Exercise instructions
Go through the lines below and copy each one that holds the string "structured".

Start of Data lines

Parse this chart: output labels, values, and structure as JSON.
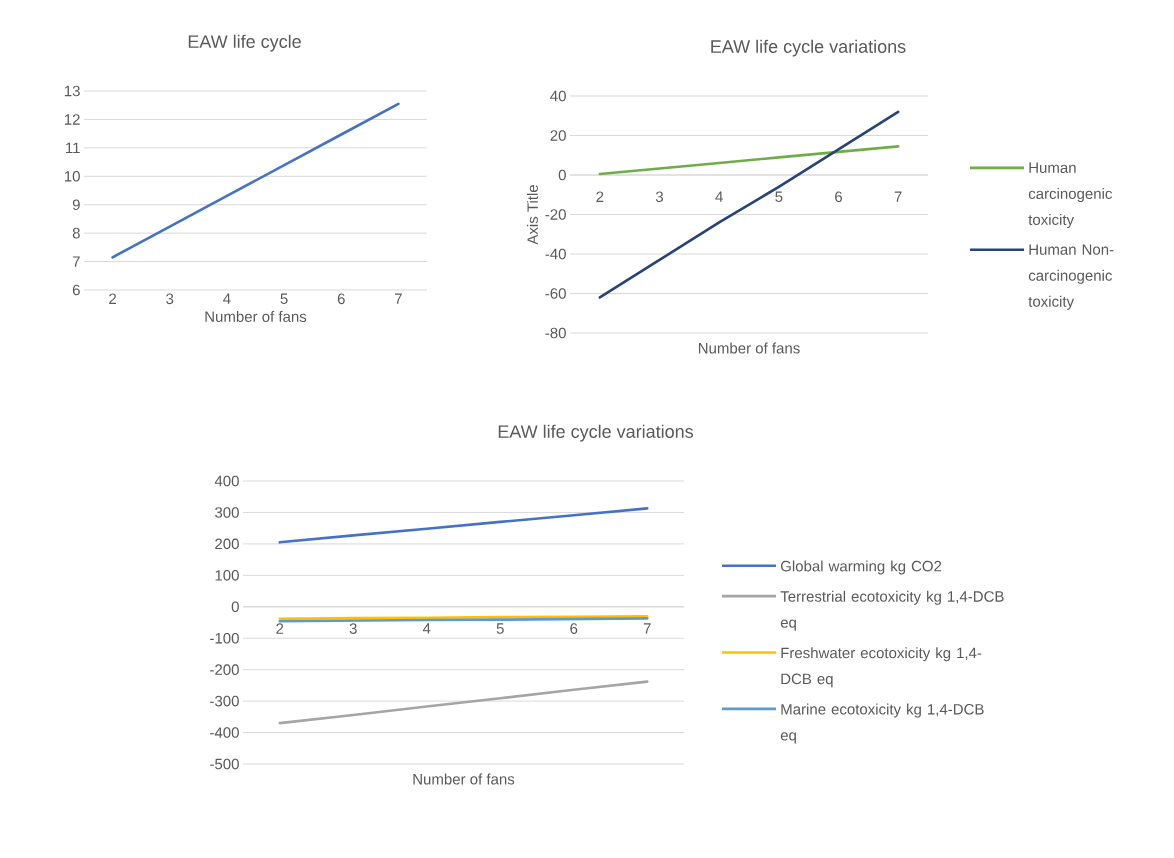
{
  "chart_data": [
    {
      "type": "line",
      "title": "EAW life cycle",
      "xlabel": "Number of fans",
      "categories": [
        "2",
        "3",
        "4",
        "5",
        "6",
        "7"
      ],
      "ylim": [
        6,
        13
      ],
      "yticks": [
        6,
        7,
        8,
        9,
        10,
        11,
        12,
        13
      ],
      "grid": "y",
      "series": [
        {
          "color": "#4472c4",
          "values": [
            7.15,
            8.23,
            9.31,
            10.39,
            11.47,
            12.55
          ]
        }
      ]
    },
    {
      "type": "line",
      "title": "EAW life cycle variations",
      "xlabel": "Number of fans",
      "ylabel": "Axis Title",
      "categories": [
        "2",
        "3",
        "4",
        "5",
        "6",
        "7"
      ],
      "ylim": [
        -80,
        40
      ],
      "yticks": [
        -80,
        -60,
        -40,
        -20,
        0,
        20,
        40
      ],
      "grid": "y",
      "legend": "right",
      "series": [
        {
          "name": "Human carcinogenic toxicity",
          "color": "#70ad47",
          "values": [
            0.5,
            3.3,
            6.1,
            8.9,
            11.7,
            14.5
          ]
        },
        {
          "name": "Human Non-carcinogenic toxicity",
          "color": "#264478",
          "values": [
            -62,
            -43,
            -24,
            -6,
            13,
            32
          ]
        }
      ]
    },
    {
      "type": "line",
      "title": "EAW life cycle variations",
      "xlabel": "Number of fans",
      "categories": [
        "2",
        "3",
        "4",
        "5",
        "6",
        "7"
      ],
      "ylim": [
        -500,
        400
      ],
      "yticks": [
        -500,
        -400,
        -300,
        -200,
        -100,
        0,
        100,
        200,
        300,
        400
      ],
      "grid": "y",
      "legend": "right",
      "series": [
        {
          "name": "Global warming kg CO2",
          "color": "#4472c4",
          "values": [
            205,
            227,
            248,
            270,
            291,
            313
          ]
        },
        {
          "name": "Terrestrial ecotoxicity kg 1,4-DCB eq",
          "color": "#a5a5a5",
          "values": [
            -370,
            -344,
            -317,
            -291,
            -264,
            -238
          ]
        },
        {
          "name": "Freshwater ecotoxicity kg 1,4-DCB eq",
          "color": "#ffc000",
          "values": [
            -38,
            -36,
            -35,
            -33,
            -32,
            -30
          ]
        },
        {
          "name": "Marine ecotoxicity kg 1,4-DCB eq",
          "color": "#5b9bd5",
          "values": [
            -46,
            -44,
            -42,
            -41,
            -39,
            -37
          ]
        }
      ]
    }
  ]
}
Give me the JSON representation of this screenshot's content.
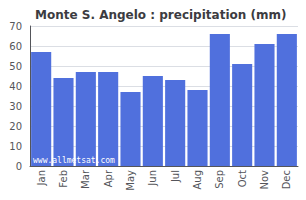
{
  "chart_data": {
    "type": "bar",
    "title": "Monte S. Angelo : precipitation (mm)",
    "categories": [
      "Jan",
      "Feb",
      "Mar",
      "Apr",
      "May",
      "Jun",
      "Jul",
      "Aug",
      "Sep",
      "Oct",
      "Nov",
      "Dec"
    ],
    "values": [
      57,
      44,
      47,
      47,
      37,
      45,
      43,
      38,
      66,
      51,
      61,
      66
    ],
    "ylim": [
      0,
      70
    ],
    "yticks": [
      0,
      10,
      20,
      30,
      40,
      50,
      60,
      70
    ],
    "grid": true,
    "annotation": "www.allmetsat.com"
  }
}
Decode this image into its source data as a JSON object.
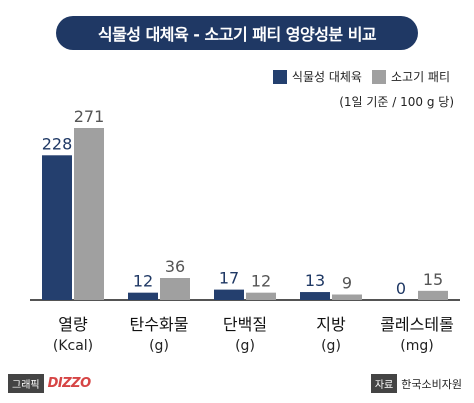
{
  "title": "식물성 대체육 - 소고기 패티 영양성분 비교",
  "legend": {
    "items": [
      {
        "label": "식물성 대체육",
        "color": "#243f6e"
      },
      {
        "label": "소고기 패티",
        "color": "#a0a0a0"
      }
    ]
  },
  "note": "(1일 기준 / 100 g 당)",
  "footer": {
    "graphic_tag": "그래픽",
    "logo": "DIZZO",
    "source_tag": "자료",
    "source": "한국소비자원"
  },
  "chart_data": {
    "type": "bar",
    "categories": [
      {
        "name": "열량",
        "unit": "(Kcal)"
      },
      {
        "name": "탄수화물",
        "unit": "(g)"
      },
      {
        "name": "단백질",
        "unit": "(g)"
      },
      {
        "name": "지방",
        "unit": "(g)"
      },
      {
        "name": "콜레스테롤",
        "unit": "(mg)"
      }
    ],
    "series": [
      {
        "name": "식물성 대체육",
        "color": "#243f6e",
        "values": [
          228,
          12,
          17,
          13,
          0
        ]
      },
      {
        "name": "소고기 패티",
        "color": "#a0a0a0",
        "values": [
          271,
          36,
          12,
          9,
          15
        ]
      }
    ],
    "axis_break": true
  }
}
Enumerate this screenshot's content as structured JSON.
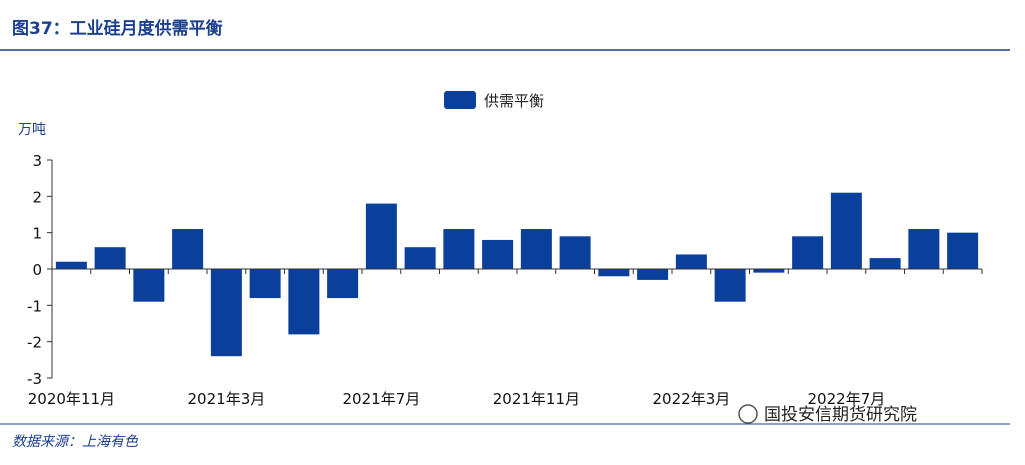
{
  "chart_data": {
    "type": "bar",
    "title": "图37：工业硅月度供需平衡",
    "y_unit": "万吨",
    "source": "数据来源：上海有色",
    "brand": "国投安信期货研究院",
    "categories": [
      "2020年11月",
      null,
      null,
      null,
      "2021年3月",
      null,
      null,
      null,
      "2021年7月",
      null,
      null,
      null,
      "2021年11月",
      null,
      null,
      null,
      "2022年3月",
      null,
      null,
      null,
      "2022年7月",
      null,
      null,
      null
    ],
    "series": [
      {
        "name": "供需平衡",
        "color": "#0a3f9c",
        "values": [
          0.2,
          0.6,
          -0.9,
          1.1,
          -2.4,
          -0.8,
          -1.8,
          -0.8,
          1.8,
          0.6,
          1.1,
          0.8,
          1.1,
          0.9,
          -0.2,
          -0.3,
          0.4,
          -0.9,
          -0.1,
          0.9,
          2.1,
          0.3,
          1.1,
          1.0
        ]
      }
    ],
    "ylim": [
      -3,
      3
    ],
    "yticks": [
      -3,
      -2,
      -1,
      0,
      1,
      2,
      3
    ]
  }
}
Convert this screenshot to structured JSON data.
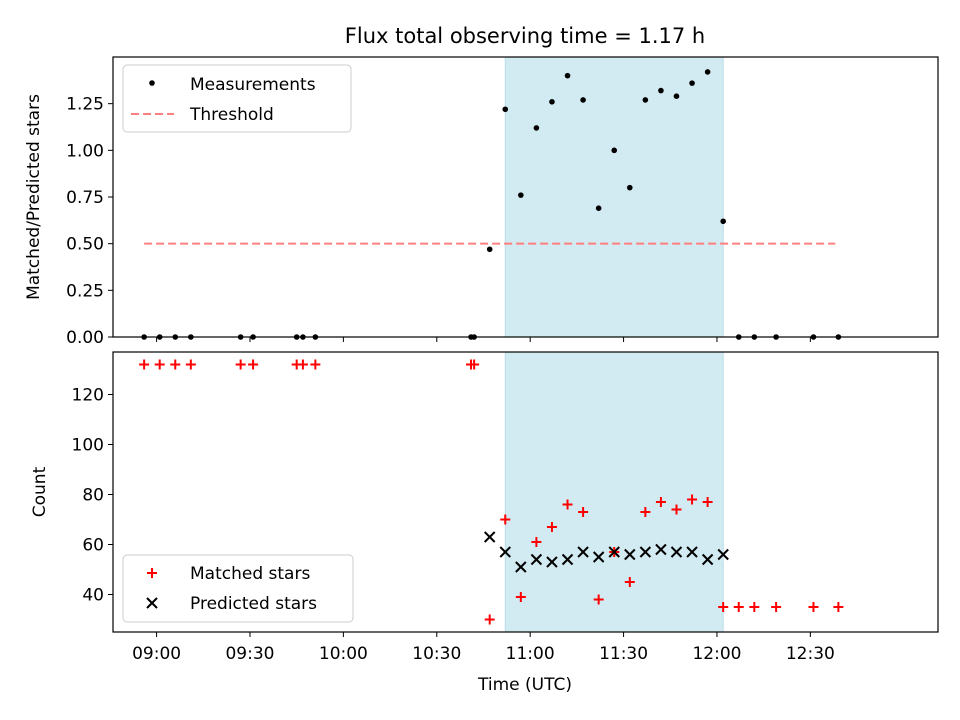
{
  "chart_data": [
    {
      "type": "scatter",
      "title": "Flux total observing time = 1.17 h",
      "xlabel": "",
      "ylabel": "Matched/Predicted stars",
      "ylim": [
        0.0,
        1.5
      ],
      "yticks": [
        0.0,
        0.25,
        0.5,
        0.75,
        1.0,
        1.25
      ],
      "ytick_labels": [
        "0.00",
        "0.25",
        "0.50",
        "0.75",
        "1.00",
        "1.25"
      ],
      "legend_position": "upper left",
      "shaded_span": {
        "start": "10:52",
        "end": "12:02",
        "color": "#add8e6"
      },
      "threshold": {
        "name": "Threshold",
        "value": 0.5,
        "x_start": "08:56",
        "x_end": "12:38",
        "color": "#ff7f7f",
        "style": "dashed"
      },
      "series": [
        {
          "name": "Measurements",
          "marker": "dot",
          "color": "#000000",
          "x": [
            "08:56",
            "09:01",
            "09:06",
            "09:11",
            "09:27",
            "09:31",
            "09:45",
            "09:47",
            "09:51",
            "10:41",
            "10:42",
            "10:47",
            "10:52",
            "10:57",
            "11:02",
            "11:07",
            "11:12",
            "11:17",
            "11:22",
            "11:27",
            "11:32",
            "11:37",
            "11:42",
            "11:47",
            "11:52",
            "11:57",
            "12:02",
            "12:07",
            "12:12",
            "12:19",
            "12:31",
            "12:39"
          ],
          "y": [
            0,
            0,
            0,
            0,
            0,
            0,
            0,
            0,
            0,
            0,
            0,
            0.47,
            1.22,
            0.76,
            1.12,
            1.26,
            1.4,
            1.27,
            0.69,
            1.0,
            0.8,
            1.27,
            1.32,
            1.29,
            1.36,
            1.42,
            0.62,
            0,
            0,
            0,
            0,
            0
          ]
        }
      ]
    },
    {
      "type": "scatter",
      "title": "",
      "xlabel": "Time (UTC)",
      "ylabel": "Count",
      "ylim": [
        25,
        137
      ],
      "yticks": [
        40,
        60,
        80,
        100,
        120
      ],
      "ytick_labels": [
        "40",
        "60",
        "80",
        "100",
        "120"
      ],
      "xticks": [
        "09:00",
        "09:30",
        "10:00",
        "10:30",
        "11:00",
        "11:30",
        "12:00",
        "12:30"
      ],
      "xlim": [
        "08:46",
        "13:11"
      ],
      "legend_position": "lower left",
      "shaded_span": {
        "start": "10:52",
        "end": "12:02",
        "color": "#add8e6"
      },
      "series": [
        {
          "name": "Matched stars",
          "marker": "plus",
          "color": "#ff0000",
          "x": [
            "08:56",
            "09:01",
            "09:06",
            "09:11",
            "09:27",
            "09:31",
            "09:45",
            "09:47",
            "09:51",
            "10:41",
            "10:42",
            "10:47",
            "10:52",
            "10:57",
            "11:02",
            "11:07",
            "11:12",
            "11:17",
            "11:22",
            "11:27",
            "11:32",
            "11:37",
            "11:42",
            "11:47",
            "11:52",
            "11:57",
            "12:02",
            "12:07",
            "12:12",
            "12:19",
            "12:31",
            "12:39"
          ],
          "y": [
            132,
            132,
            132,
            132,
            132,
            132,
            132,
            132,
            132,
            132,
            132,
            30,
            70,
            39,
            61,
            67,
            76,
            73,
            38,
            57,
            45,
            73,
            77,
            74,
            78,
            77,
            35,
            35,
            35,
            35,
            35,
            35
          ]
        },
        {
          "name": "Predicted stars",
          "marker": "x",
          "color": "#000000",
          "x": [
            "10:47",
            "10:52",
            "10:57",
            "11:02",
            "11:07",
            "11:12",
            "11:17",
            "11:22",
            "11:27",
            "11:32",
            "11:37",
            "11:42",
            "11:47",
            "11:52",
            "11:57",
            "12:02"
          ],
          "y": [
            63,
            57,
            51,
            54,
            53,
            54,
            57,
            55,
            57,
            56,
            57,
            58,
            57,
            57,
            54,
            56
          ]
        }
      ]
    }
  ]
}
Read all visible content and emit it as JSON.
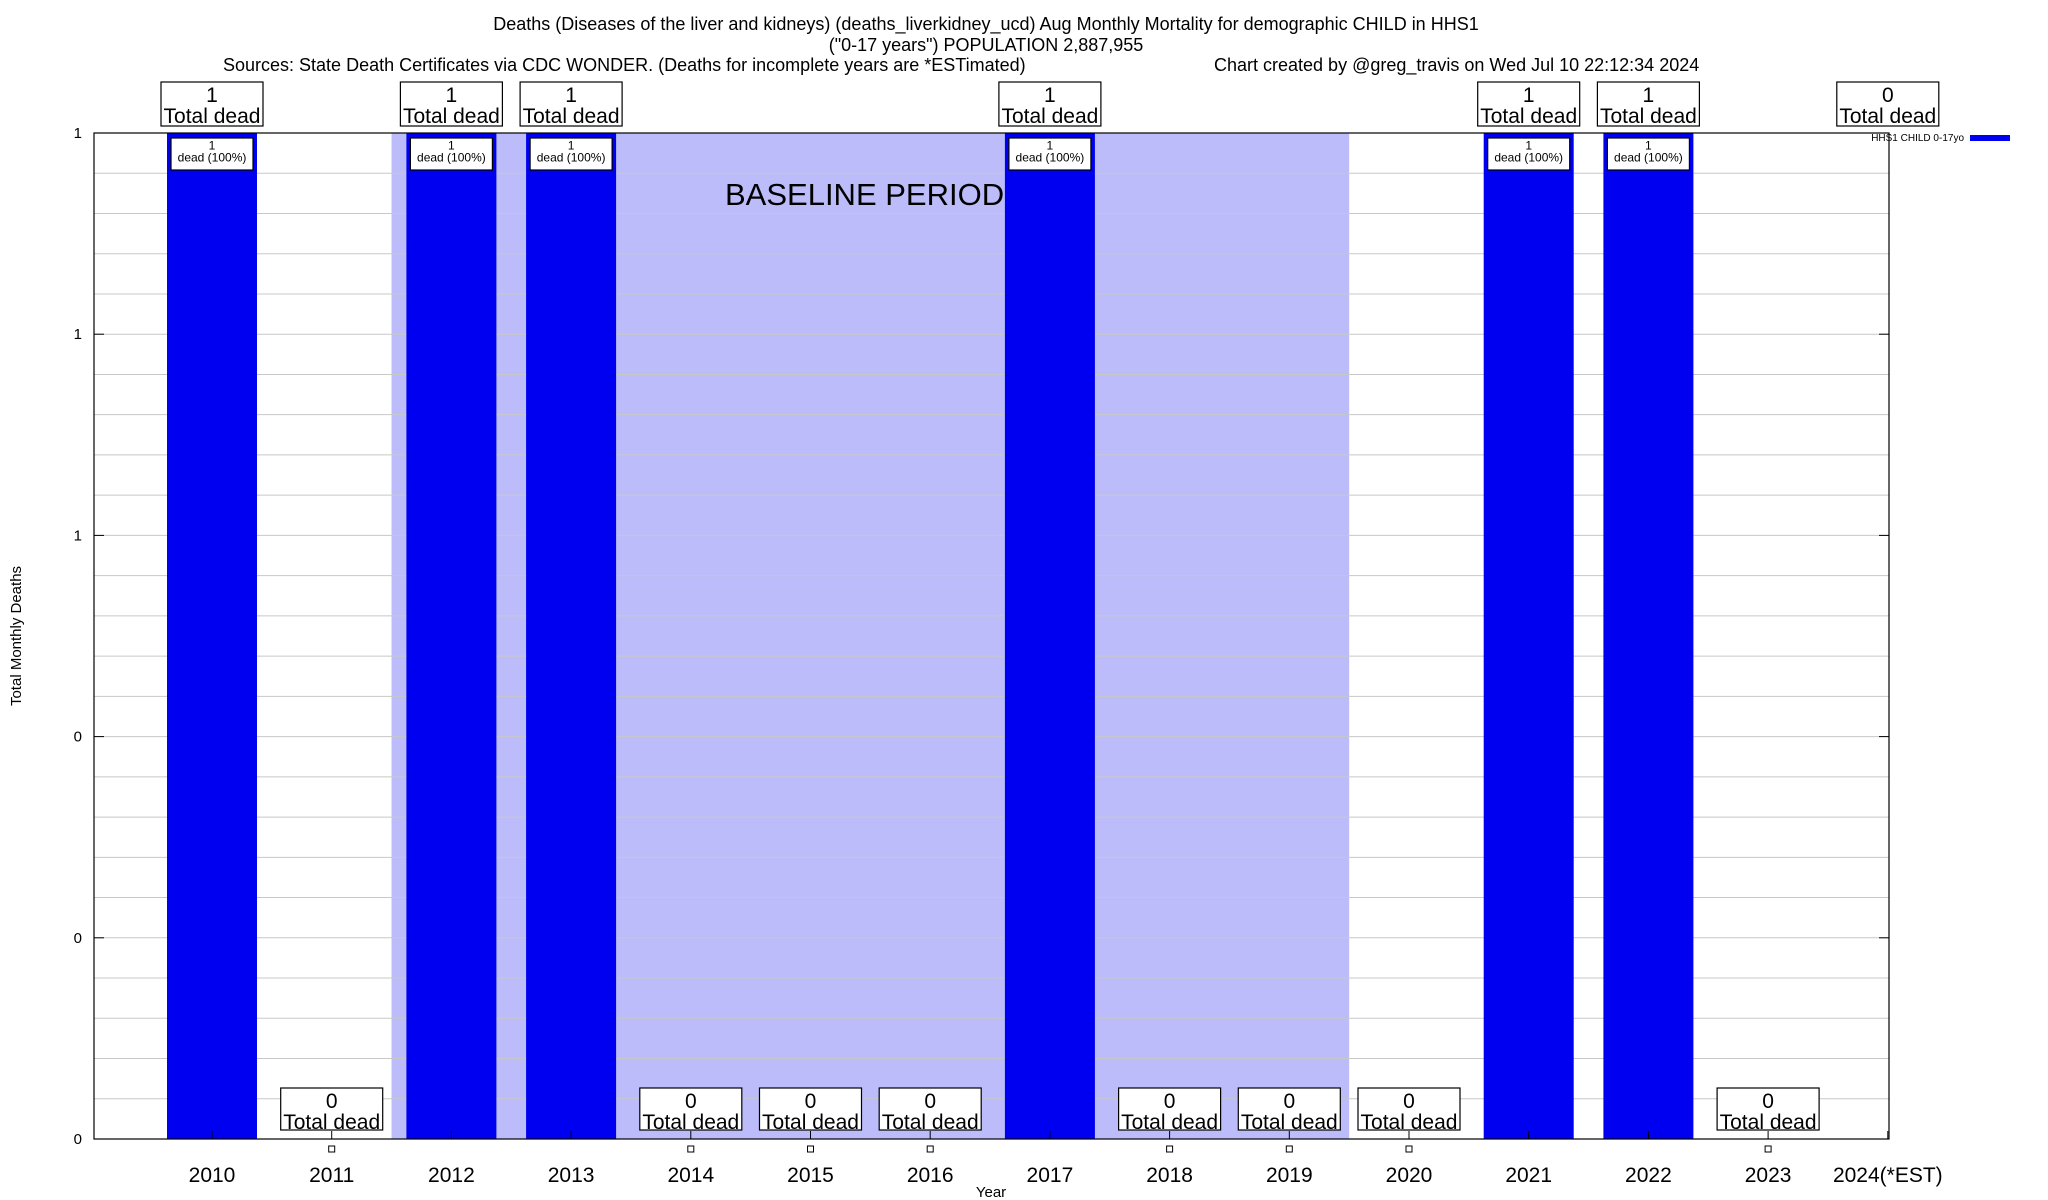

End of Data lines

Solution
Enumerate this screenshot's content as structured JSON.
Convert this screenshot to structured JSON data.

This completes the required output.